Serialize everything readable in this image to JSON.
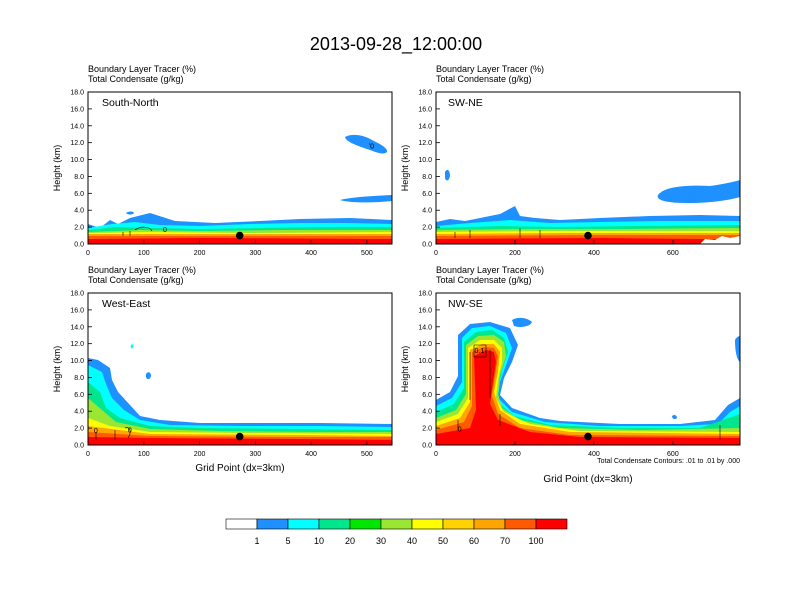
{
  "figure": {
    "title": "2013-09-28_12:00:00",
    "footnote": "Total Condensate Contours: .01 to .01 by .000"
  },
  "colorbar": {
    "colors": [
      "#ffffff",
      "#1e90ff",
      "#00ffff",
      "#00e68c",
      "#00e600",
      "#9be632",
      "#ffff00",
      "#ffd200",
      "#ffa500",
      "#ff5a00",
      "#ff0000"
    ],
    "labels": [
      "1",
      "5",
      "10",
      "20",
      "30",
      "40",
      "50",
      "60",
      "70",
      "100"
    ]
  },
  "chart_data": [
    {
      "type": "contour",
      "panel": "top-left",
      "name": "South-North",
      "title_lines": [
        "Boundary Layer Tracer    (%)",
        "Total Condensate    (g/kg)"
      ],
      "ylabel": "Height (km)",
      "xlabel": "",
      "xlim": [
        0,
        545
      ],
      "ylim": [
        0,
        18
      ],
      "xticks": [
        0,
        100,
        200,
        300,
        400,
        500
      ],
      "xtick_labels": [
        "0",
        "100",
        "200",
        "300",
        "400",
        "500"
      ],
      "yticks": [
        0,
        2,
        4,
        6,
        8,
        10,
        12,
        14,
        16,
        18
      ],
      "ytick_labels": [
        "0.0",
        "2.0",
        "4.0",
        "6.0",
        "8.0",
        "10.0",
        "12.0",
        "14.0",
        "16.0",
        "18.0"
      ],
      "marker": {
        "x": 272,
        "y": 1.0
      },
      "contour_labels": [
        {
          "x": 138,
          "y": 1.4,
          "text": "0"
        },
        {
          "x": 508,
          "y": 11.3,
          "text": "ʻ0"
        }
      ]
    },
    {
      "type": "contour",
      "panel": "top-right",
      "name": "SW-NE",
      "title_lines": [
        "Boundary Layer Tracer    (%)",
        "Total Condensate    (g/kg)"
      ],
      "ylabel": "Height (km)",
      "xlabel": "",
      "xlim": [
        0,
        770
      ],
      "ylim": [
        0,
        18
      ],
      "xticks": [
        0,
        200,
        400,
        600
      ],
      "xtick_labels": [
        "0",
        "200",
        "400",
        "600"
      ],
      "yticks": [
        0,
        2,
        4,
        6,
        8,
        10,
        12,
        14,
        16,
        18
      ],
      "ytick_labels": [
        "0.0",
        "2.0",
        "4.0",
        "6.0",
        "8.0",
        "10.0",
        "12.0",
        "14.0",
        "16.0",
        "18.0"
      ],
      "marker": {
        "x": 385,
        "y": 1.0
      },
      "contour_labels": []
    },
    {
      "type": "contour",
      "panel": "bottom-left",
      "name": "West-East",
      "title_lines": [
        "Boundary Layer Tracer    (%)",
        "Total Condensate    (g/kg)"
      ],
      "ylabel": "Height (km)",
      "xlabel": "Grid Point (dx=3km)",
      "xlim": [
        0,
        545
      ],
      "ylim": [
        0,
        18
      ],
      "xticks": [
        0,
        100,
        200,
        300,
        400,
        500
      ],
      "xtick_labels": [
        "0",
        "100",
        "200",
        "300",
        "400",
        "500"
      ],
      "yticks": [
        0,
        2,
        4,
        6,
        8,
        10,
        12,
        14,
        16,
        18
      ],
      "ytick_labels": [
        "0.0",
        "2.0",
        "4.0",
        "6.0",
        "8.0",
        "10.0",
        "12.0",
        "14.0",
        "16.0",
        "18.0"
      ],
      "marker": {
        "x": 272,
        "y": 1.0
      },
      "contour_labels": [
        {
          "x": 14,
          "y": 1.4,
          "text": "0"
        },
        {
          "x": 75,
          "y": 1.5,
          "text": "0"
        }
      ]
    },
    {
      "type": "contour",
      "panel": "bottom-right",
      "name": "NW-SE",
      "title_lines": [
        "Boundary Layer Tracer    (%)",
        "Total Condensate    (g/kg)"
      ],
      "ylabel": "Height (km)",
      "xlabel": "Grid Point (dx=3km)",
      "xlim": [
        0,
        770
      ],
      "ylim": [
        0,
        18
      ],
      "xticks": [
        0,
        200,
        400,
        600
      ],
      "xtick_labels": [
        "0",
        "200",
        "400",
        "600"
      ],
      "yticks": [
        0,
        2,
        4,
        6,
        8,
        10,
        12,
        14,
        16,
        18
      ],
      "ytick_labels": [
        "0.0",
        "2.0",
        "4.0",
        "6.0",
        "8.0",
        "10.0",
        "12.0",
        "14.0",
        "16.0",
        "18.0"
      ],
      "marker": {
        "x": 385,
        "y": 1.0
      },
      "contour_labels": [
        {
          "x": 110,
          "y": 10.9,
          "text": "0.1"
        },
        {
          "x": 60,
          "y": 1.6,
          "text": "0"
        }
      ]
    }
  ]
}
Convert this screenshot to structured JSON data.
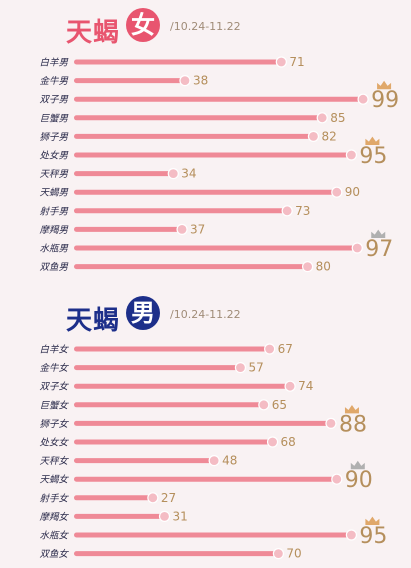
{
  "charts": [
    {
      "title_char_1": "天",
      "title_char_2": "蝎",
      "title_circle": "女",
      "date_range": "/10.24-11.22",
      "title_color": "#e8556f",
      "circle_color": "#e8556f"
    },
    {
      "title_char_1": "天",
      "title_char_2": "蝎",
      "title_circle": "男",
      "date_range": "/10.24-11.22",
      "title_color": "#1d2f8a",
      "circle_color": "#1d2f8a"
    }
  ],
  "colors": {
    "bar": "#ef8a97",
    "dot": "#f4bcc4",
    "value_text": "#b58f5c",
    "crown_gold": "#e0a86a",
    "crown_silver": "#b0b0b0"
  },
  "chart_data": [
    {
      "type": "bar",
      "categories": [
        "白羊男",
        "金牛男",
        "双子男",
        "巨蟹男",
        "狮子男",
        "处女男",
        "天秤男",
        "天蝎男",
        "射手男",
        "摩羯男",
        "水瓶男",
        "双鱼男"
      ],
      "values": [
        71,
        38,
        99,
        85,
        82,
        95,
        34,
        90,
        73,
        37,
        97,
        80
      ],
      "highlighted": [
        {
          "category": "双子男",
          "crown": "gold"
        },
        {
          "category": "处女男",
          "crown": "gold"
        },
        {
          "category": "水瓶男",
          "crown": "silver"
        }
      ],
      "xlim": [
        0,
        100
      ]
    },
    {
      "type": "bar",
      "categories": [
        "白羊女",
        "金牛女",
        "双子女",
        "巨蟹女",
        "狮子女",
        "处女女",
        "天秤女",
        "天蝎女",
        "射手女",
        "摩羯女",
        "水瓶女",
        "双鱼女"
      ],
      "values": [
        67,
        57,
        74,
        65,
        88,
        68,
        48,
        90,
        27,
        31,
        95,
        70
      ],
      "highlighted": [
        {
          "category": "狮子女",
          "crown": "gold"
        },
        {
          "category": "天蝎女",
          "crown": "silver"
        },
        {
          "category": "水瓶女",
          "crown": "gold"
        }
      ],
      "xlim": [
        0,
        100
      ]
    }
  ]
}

★ ★ ★ ★ ★ ★ ★

*Written task*. Copy all lines in the listing above where the string "JSON" appears.

*Answer below*.
Serialize everything readable in this image to JSON.
Convert this screenshot to structured JSON data.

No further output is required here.